### [Exercise requirements]
Review the material and extract every line in which the word "seed" occurs.

### [Supplied information]
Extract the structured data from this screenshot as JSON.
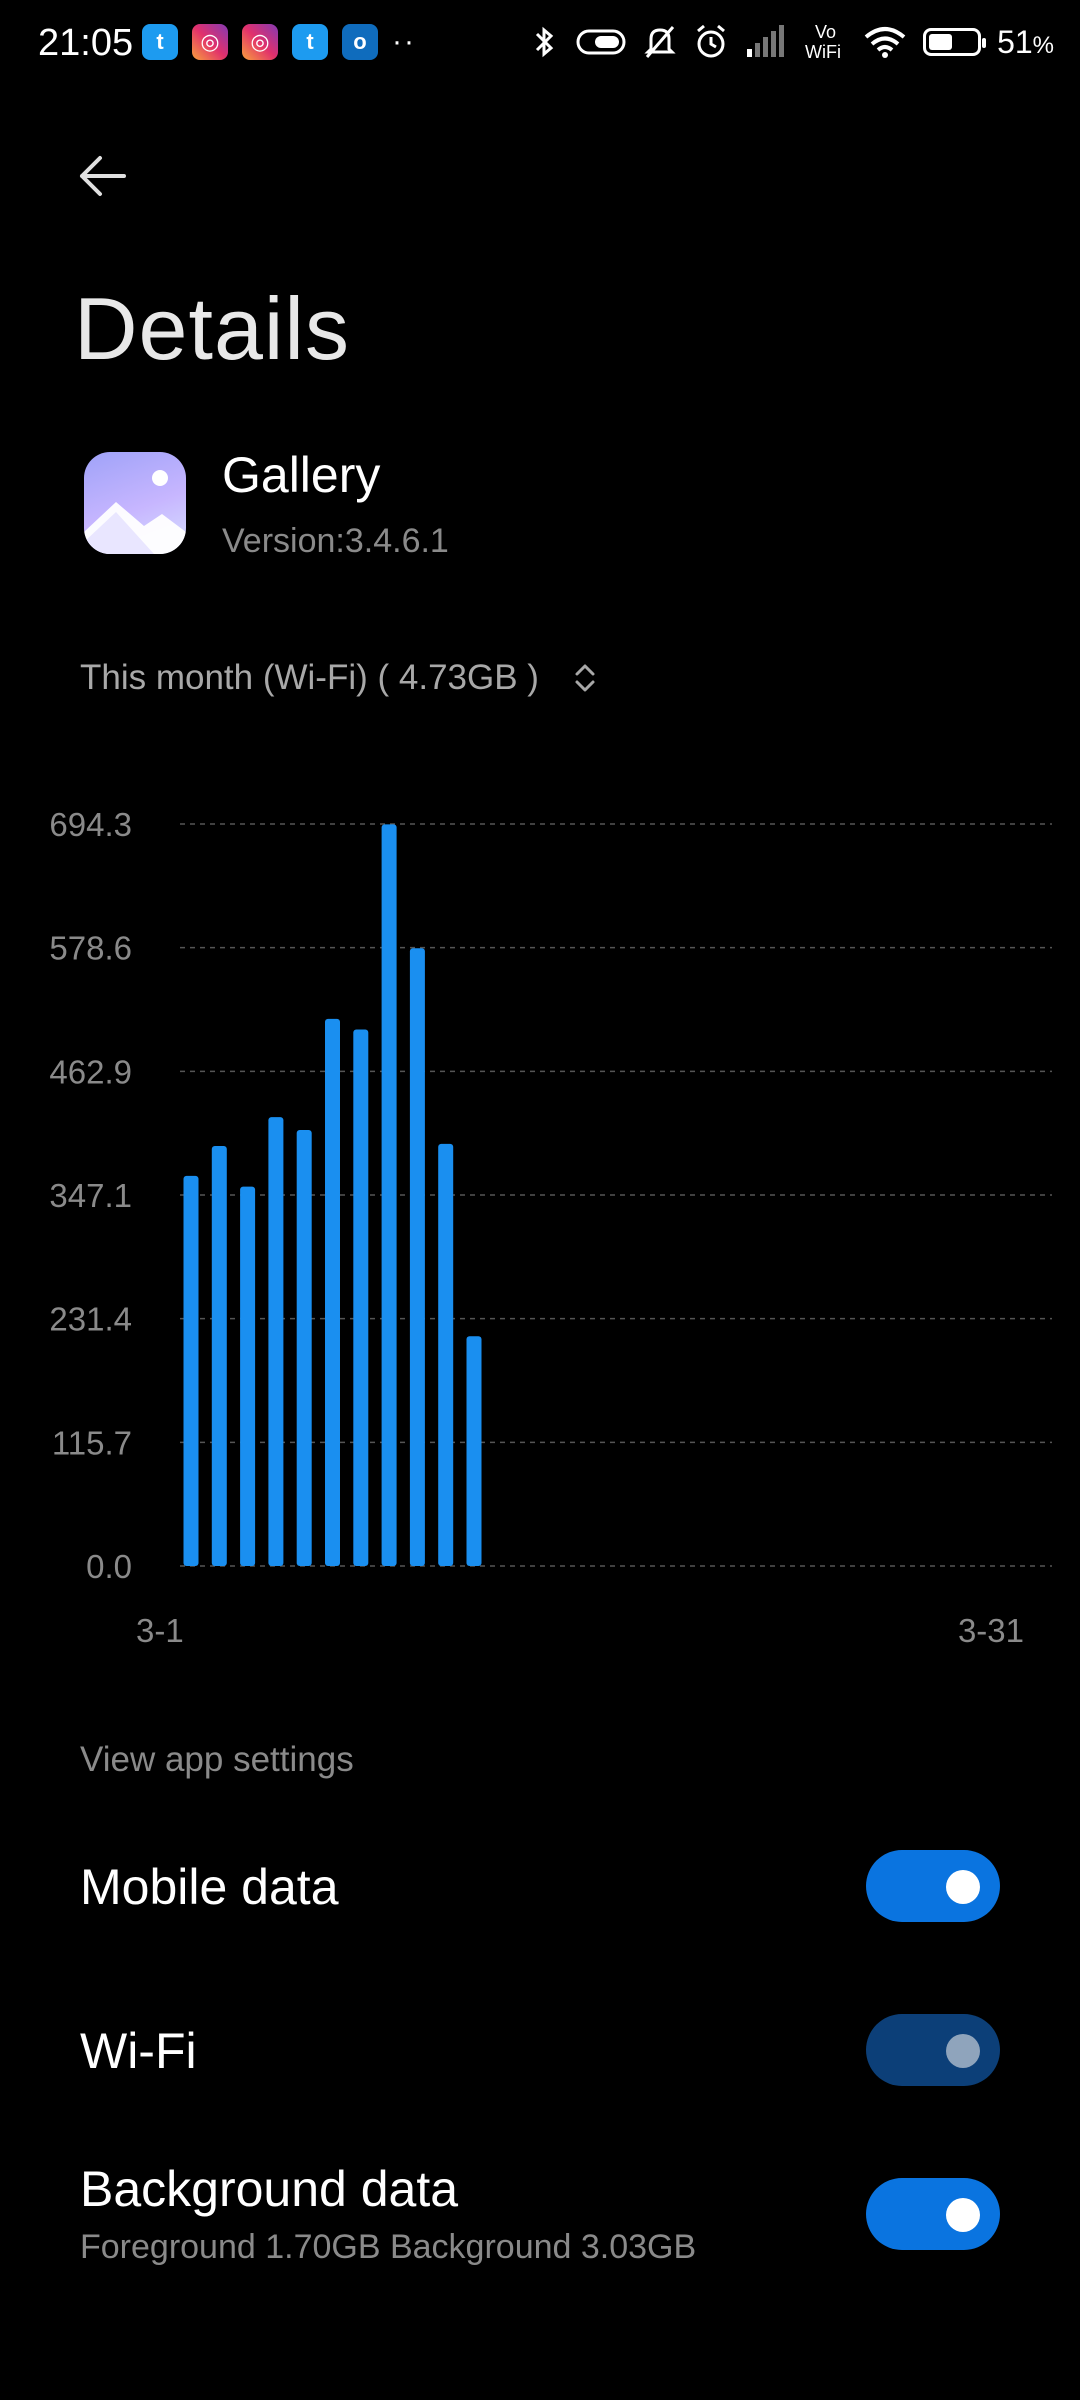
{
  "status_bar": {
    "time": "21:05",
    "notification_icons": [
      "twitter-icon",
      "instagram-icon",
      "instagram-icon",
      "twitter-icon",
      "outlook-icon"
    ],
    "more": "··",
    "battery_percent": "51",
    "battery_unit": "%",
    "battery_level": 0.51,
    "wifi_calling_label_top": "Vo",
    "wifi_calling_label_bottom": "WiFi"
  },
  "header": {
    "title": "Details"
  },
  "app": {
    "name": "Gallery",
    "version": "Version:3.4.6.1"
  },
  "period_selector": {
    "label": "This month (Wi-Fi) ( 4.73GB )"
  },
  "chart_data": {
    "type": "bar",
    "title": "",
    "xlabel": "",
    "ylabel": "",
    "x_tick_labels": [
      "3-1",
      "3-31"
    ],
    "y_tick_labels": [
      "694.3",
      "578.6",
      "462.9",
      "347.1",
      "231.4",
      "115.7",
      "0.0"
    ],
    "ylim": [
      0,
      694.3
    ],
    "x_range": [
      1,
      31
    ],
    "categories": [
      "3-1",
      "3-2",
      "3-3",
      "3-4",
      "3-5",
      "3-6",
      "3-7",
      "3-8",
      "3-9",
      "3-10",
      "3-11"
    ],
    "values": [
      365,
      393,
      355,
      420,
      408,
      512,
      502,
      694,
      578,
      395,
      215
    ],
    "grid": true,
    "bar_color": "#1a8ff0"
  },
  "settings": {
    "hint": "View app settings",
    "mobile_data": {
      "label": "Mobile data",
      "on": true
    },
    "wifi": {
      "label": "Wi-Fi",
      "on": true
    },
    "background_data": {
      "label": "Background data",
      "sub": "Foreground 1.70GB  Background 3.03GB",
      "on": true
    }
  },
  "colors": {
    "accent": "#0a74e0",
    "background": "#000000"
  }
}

* * *

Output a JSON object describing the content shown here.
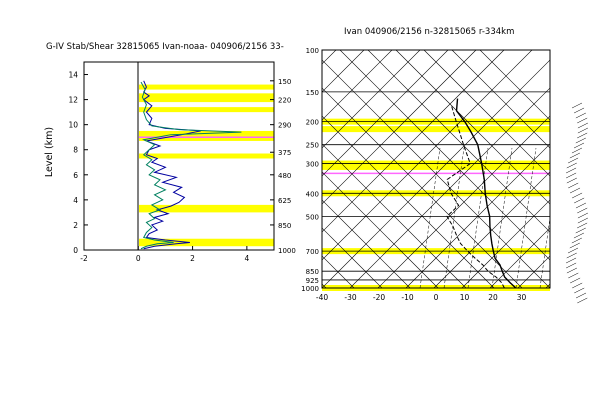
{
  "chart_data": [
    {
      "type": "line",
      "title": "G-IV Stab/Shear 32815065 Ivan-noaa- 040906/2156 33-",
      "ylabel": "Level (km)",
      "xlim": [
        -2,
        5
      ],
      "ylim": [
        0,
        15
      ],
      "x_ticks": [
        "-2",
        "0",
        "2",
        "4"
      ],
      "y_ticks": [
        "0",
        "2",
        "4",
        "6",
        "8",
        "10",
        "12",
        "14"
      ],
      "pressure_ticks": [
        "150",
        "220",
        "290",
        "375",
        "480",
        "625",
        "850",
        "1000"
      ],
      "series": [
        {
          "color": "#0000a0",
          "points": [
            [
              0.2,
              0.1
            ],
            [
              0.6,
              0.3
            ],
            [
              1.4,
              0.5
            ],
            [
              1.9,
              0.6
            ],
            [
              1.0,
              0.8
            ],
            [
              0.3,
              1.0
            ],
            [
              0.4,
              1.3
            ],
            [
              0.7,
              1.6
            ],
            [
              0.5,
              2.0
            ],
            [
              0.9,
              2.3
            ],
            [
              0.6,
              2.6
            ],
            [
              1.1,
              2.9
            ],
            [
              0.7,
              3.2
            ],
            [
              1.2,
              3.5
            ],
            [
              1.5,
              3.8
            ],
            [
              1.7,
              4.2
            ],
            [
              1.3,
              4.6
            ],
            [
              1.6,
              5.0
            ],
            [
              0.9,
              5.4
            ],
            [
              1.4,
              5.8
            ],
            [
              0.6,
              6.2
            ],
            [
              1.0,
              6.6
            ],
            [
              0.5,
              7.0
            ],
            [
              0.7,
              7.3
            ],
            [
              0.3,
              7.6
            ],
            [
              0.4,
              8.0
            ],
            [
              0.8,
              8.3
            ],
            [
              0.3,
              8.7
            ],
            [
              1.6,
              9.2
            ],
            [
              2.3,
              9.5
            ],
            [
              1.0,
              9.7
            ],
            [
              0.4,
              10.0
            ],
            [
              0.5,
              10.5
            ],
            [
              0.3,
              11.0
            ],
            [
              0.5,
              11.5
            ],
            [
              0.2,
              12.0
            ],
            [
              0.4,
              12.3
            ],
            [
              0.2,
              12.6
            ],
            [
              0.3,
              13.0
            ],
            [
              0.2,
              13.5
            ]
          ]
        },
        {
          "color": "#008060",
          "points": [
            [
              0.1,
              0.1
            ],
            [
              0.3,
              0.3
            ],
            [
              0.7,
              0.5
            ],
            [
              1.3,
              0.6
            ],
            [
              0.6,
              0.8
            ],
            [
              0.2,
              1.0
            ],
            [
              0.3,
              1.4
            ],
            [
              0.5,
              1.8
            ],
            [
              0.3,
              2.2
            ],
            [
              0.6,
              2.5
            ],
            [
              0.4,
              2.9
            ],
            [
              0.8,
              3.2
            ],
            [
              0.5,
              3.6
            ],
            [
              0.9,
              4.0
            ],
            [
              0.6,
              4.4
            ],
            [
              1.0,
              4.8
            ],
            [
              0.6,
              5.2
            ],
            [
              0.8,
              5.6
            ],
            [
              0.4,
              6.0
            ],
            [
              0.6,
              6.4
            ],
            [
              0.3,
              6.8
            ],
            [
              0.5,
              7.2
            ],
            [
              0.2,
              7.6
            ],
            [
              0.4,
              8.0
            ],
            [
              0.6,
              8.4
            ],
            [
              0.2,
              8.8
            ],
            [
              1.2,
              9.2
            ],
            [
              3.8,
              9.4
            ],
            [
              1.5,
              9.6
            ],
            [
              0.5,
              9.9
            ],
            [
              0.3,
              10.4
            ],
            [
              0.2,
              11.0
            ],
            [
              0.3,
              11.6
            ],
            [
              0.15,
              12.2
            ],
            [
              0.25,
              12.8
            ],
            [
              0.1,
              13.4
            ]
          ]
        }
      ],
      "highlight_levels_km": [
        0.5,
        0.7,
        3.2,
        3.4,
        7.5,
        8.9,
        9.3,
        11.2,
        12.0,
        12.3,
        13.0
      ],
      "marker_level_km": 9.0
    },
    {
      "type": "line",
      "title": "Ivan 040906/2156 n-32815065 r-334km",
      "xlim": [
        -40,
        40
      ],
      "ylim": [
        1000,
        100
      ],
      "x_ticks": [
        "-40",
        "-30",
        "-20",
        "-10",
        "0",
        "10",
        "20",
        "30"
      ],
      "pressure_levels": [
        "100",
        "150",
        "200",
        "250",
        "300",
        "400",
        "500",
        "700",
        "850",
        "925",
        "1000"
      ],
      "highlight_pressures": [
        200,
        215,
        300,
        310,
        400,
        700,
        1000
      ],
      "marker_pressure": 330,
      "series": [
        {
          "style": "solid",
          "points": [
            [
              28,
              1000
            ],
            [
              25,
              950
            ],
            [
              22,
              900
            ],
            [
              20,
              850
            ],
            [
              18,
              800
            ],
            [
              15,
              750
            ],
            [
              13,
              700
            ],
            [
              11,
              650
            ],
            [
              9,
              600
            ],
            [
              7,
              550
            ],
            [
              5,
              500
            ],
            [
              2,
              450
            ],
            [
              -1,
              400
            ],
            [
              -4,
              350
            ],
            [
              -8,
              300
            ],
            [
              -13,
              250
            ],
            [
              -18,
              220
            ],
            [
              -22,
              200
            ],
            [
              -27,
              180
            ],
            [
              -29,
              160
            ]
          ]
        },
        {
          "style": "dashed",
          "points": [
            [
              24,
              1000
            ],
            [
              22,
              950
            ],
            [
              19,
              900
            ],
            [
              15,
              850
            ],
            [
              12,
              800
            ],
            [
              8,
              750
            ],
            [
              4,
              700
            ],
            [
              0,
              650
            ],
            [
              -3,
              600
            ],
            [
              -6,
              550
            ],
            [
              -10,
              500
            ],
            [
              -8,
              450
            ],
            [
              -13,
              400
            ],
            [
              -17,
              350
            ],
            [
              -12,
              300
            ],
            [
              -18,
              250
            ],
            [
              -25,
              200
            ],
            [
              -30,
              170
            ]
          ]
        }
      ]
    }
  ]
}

==

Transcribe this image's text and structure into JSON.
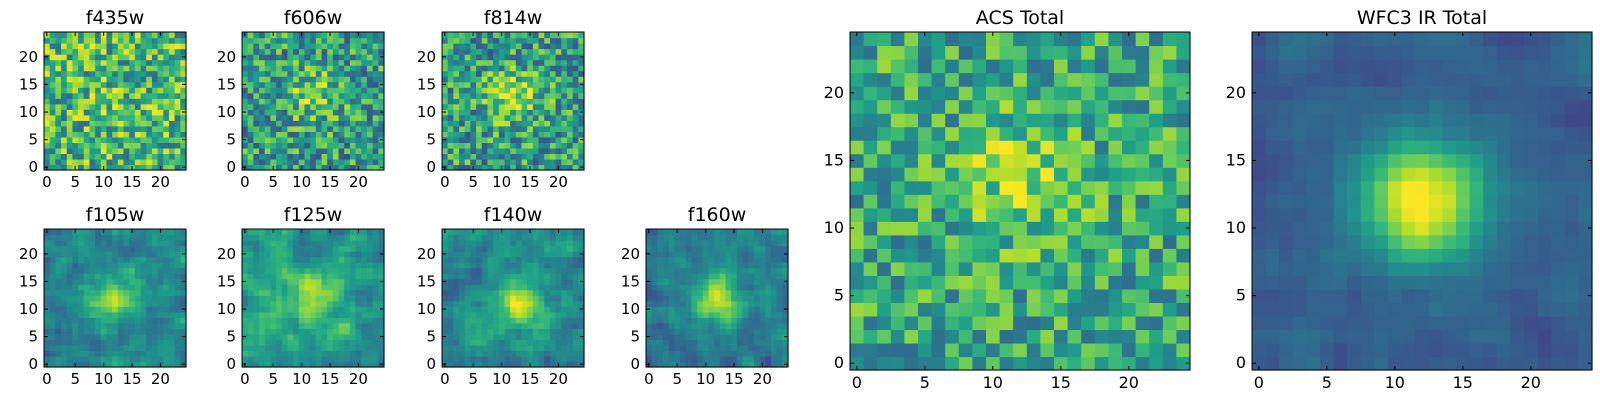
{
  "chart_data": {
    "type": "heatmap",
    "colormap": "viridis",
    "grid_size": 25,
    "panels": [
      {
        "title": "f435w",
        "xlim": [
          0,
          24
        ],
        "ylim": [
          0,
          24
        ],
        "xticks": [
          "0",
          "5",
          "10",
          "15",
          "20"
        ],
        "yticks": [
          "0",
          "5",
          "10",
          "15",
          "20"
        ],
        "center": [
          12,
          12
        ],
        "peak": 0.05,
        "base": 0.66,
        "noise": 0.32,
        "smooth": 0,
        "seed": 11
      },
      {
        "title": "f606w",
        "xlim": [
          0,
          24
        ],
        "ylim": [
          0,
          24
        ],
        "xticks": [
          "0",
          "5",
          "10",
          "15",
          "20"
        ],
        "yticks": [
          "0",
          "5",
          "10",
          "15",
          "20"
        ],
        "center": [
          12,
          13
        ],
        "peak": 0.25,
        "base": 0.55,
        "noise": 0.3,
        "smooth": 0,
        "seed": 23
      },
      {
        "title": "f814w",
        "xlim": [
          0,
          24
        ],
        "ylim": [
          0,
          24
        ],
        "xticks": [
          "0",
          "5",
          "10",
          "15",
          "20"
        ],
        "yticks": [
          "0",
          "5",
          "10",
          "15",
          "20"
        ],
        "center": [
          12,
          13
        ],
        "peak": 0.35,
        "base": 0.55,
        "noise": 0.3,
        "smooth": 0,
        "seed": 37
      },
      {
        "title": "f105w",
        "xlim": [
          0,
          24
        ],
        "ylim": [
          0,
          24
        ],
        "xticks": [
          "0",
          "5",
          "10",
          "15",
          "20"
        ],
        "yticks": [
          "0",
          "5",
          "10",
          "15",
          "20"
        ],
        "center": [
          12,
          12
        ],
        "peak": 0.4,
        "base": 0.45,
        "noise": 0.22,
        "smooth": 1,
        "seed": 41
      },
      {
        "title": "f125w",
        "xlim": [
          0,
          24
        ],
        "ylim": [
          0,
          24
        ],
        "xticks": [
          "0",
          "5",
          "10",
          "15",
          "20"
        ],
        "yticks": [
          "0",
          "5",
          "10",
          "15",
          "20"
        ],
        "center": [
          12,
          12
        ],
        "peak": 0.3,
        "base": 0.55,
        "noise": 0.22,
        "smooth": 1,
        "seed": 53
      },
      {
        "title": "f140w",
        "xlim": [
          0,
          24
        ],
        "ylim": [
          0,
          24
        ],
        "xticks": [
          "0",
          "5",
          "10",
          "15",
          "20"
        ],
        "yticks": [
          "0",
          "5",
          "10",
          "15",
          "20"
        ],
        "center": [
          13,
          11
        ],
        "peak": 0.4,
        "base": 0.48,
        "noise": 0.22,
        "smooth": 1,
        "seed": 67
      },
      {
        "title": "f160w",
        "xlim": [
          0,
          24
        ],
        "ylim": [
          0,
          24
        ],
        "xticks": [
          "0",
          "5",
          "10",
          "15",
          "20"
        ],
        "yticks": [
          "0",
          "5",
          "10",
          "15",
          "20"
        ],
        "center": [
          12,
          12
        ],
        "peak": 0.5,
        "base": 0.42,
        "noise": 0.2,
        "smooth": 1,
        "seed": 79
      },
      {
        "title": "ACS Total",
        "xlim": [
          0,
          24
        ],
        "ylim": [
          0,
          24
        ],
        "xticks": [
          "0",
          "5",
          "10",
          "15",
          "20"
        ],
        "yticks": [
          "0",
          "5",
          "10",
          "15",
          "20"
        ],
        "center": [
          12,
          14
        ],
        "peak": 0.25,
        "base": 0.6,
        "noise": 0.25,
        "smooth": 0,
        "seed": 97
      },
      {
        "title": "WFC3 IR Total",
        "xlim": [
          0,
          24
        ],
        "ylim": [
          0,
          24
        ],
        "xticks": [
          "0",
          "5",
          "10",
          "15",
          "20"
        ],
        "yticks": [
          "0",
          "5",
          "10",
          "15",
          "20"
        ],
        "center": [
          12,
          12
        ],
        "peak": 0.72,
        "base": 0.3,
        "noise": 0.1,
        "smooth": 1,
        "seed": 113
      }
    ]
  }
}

### [Reply to the exercise]
        "seed": 11
        "seed": 23
        "seed": 37
        "seed": 41
        "seed": 53
        "seed": 67
        "seed": 79
        "seed": 97
        "seed": 113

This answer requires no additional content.